**Set exercise**
Write the records out again exactly, leaving no images in.

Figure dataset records
_ _ _

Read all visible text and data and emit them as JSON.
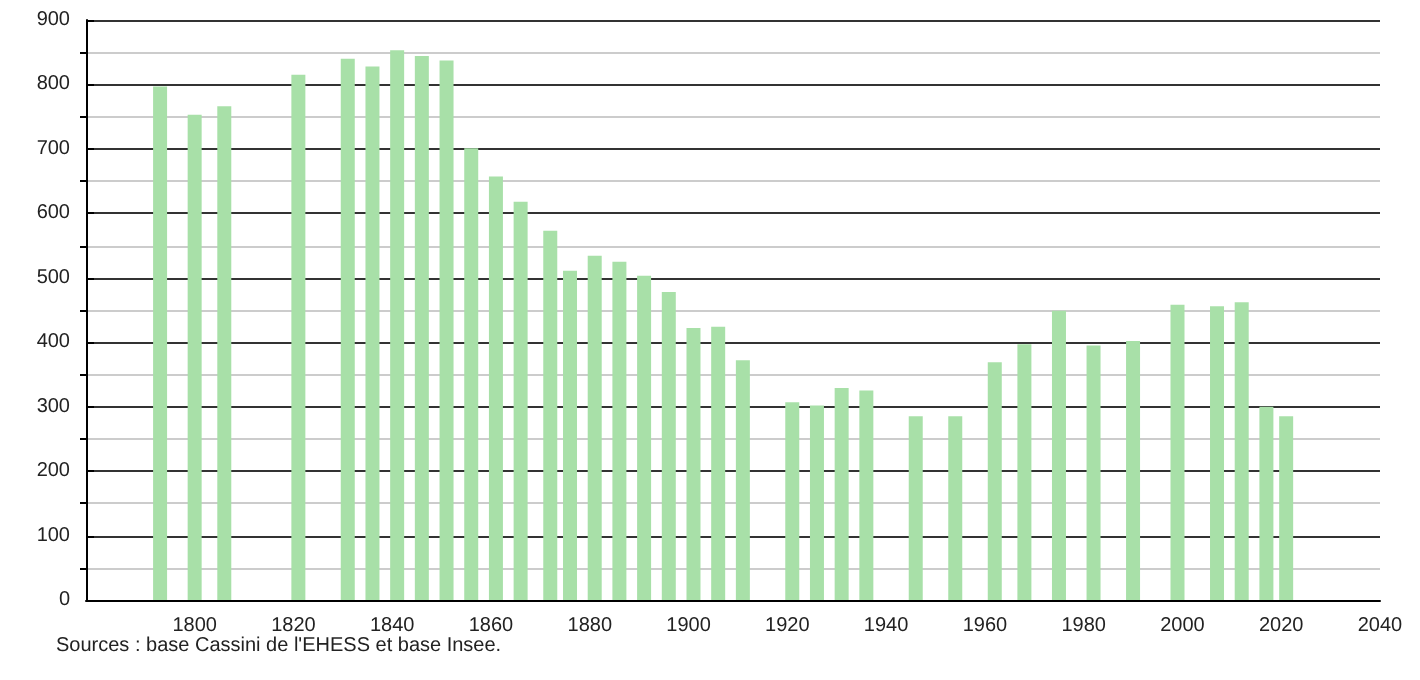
{
  "chart_data": {
    "type": "bar",
    "x": [
      1793,
      1800,
      1806,
      1821,
      1831,
      1836,
      1841,
      1846,
      1851,
      1856,
      1861,
      1866,
      1872,
      1876,
      1881,
      1886,
      1891,
      1896,
      1901,
      1906,
      1911,
      1921,
      1926,
      1931,
      1936,
      1946,
      1954,
      1962,
      1968,
      1975,
      1982,
      1990,
      1999,
      2007,
      2012,
      2017,
      2021
    ],
    "values": [
      797,
      753,
      766,
      815,
      840,
      828,
      853,
      844,
      837,
      701,
      657,
      618,
      573,
      511,
      534,
      525,
      503,
      478,
      422,
      424,
      372,
      307,
      302,
      329,
      325,
      285,
      285,
      369,
      397,
      449,
      395,
      402,
      458,
      456,
      462,
      300,
      285
    ],
    "color": "#a8e0a8",
    "xlim": [
      1778,
      2040
    ],
    "xticks": [
      1800,
      1820,
      1840,
      1860,
      1880,
      1900,
      1920,
      1940,
      1960,
      1980,
      2000,
      2020,
      2040
    ],
    "ylim": [
      0,
      900
    ],
    "yticks": [
      0,
      100,
      200,
      300,
      400,
      500,
      600,
      700,
      800,
      900
    ],
    "grid": "y",
    "annotations": [
      "Sources : base Cassini de l'EHESS et base Insee."
    ]
  }
}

_ _ _

**Exercise response**
Read all visible text and data and emit them as JSON.
{
  "chart_data": {
    "type": "bar",
    "x": [
      1793,
      1800,
      1806,
      1821,
      1831,
      1836,
      1841,
      1846,
      1851,
      1856,
      1861,
      1866,
      1872,
      1876,
      1881,
      1886,
      1891,
      1896,
      1901,
      1906,
      1911,
      1921,
      1926,
      1931,
      1936,
      1946,
      1954,
      1962,
      1968,
      1975,
      1982,
      1990,
      1999,
      2007,
      2012,
      2017,
      2021
    ],
    "values": [
      797,
      753,
      766,
      815,
      840,
      828,
      853,
      844,
      837,
      701,
      657,
      618,
      573,
      511,
      534,
      525,
      503,
      478,
      422,
      424,
      372,
      307,
      302,
      329,
      325,
      285,
      285,
      369,
      397,
      449,
      395,
      402,
      458,
      456,
      462,
      300,
      285
    ],
    "color": "#a8e0a8",
    "xlim": [
      1778,
      2040
    ],
    "xticks": [
      1800,
      1820,
      1840,
      1860,
      1880,
      1900,
      1920,
      1940,
      1960,
      1980,
      2000,
      2020,
      2040
    ],
    "ylim": [
      0,
      900
    ],
    "yticks": [
      0,
      100,
      200,
      300,
      400,
      500,
      600,
      700,
      800,
      900
    ],
    "grid": "y",
    "annotations": [
      "Sources : base Cassini de l'EHESS et base Insee."
    ]
  }
}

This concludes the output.